### [Task goal]
Below is a listing to transcribe in full and exactly; keep the pictures out.

### [Material supplied]
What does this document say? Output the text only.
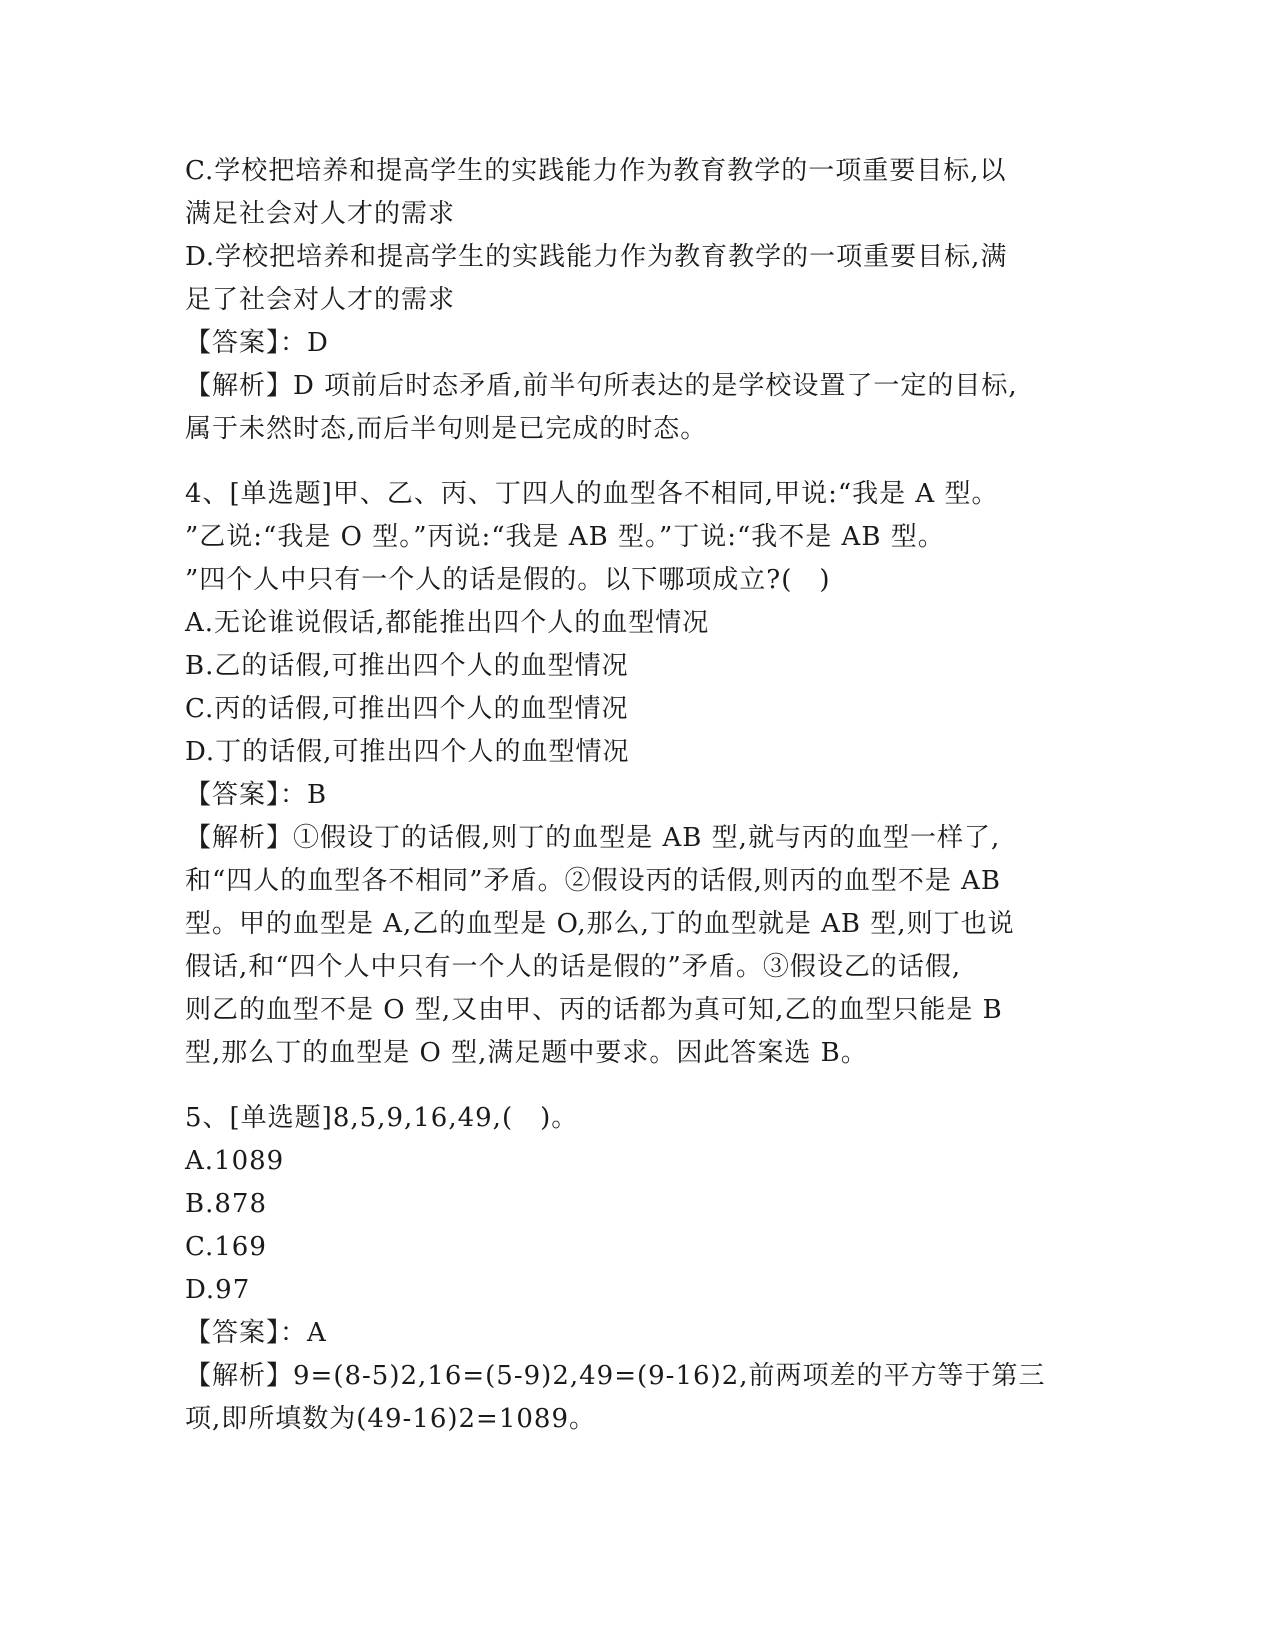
C.学校把培养和提高学生的实践能力作为教育教学的一项重要目标,以
满足社会对人才的需求
D.学校把培养和提高学生的实践能力作为教育教学的一项重要目标,满
足了社会对人才的需求
【答案】：D
【解析】D 项前后时态矛盾,前半句所表达的是学校设置了一定的目标,
属于未然时态,而后半句则是已完成的时态。
4、[单选题]甲、乙、丙、丁四人的血型各不相同,甲说:“我是 A 型。
”乙说:“我是 O 型。”丙说:“我是 AB 型。”丁说:“我不是 AB 型。
”四个人中只有一个人的话是假的。以下哪项成立?(　)
A.无论谁说假话,都能推出四个人的血型情况
B.乙的话假,可推出四个人的血型情况
C.丙的话假,可推出四个人的血型情况
D.丁的话假,可推出四个人的血型情况
【答案】：B
【解析】①假设丁的话假,则丁的血型是 AB 型,就与丙的血型一样了,
和“四人的血型各不相同”矛盾。②假设丙的话假,则丙的血型不是 AB
型。甲的血型是 A,乙的血型是 O,那么,丁的血型就是 AB 型,则丁也说
假话,和“四个人中只有一个人的话是假的”矛盾。③假设乙的话假,
则乙的血型不是 O 型,又由甲、丙的话都为真可知,乙的血型只能是 B
型,那么丁的血型是 O 型,满足题中要求。因此答案选 B。
5、[单选题]8,5,9,16,49,(　)。
A.1089
B.878
C.169
D.97
【答案】：A
【解析】9=(8-5)2,16=(5-9)2,49=(9-16)2,前两项差的平方等于第三
项,即所填数为(49-16)2=1089。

### [The solution]
What does this document say? Output the text only.
C.学校把培养和提高学生的实践能力作为教育教学的一项重要目标,以
满足社会对人才的需求
D.学校把培养和提高学生的实践能力作为教育教学的一项重要目标,满
足了社会对人才的需求
【答案】：D
【解析】D 项前后时态矛盾,前半句所表达的是学校设置了一定的目标,
属于未然时态,而后半句则是已完成的时态。
4、[单选题]甲、乙、丙、丁四人的血型各不相同,甲说:“我是 A 型。
”乙说:“我是 O 型。”丙说:“我是 AB 型。”丁说:“我不是 AB 型。
”四个人中只有一个人的话是假的。以下哪项成立?(　)
A.无论谁说假话,都能推出四个人的血型情况
B.乙的话假,可推出四个人的血型情况
C.丙的话假,可推出四个人的血型情况
D.丁的话假,可推出四个人的血型情况
【答案】：B
【解析】①假设丁的话假,则丁的血型是 AB 型,就与丙的血型一样了,
和“四人的血型各不相同”矛盾。②假设丙的话假,则丙的血型不是 AB
型。甲的血型是 A,乙的血型是 O,那么,丁的血型就是 AB 型,则丁也说
假话,和“四个人中只有一个人的话是假的”矛盾。③假设乙的话假,
则乙的血型不是 O 型,又由甲、丙的话都为真可知,乙的血型只能是 B
型,那么丁的血型是 O 型,满足题中要求。因此答案选 B。
5、[单选题]8,5,9,16,49,(　)。
A.1089
B.878
C.169
D.97
【答案】：A
【解析】9=(8-5)2,16=(5-9)2,49=(9-16)2,前两项差的平方等于第三
项,即所填数为(49-16)2=1089。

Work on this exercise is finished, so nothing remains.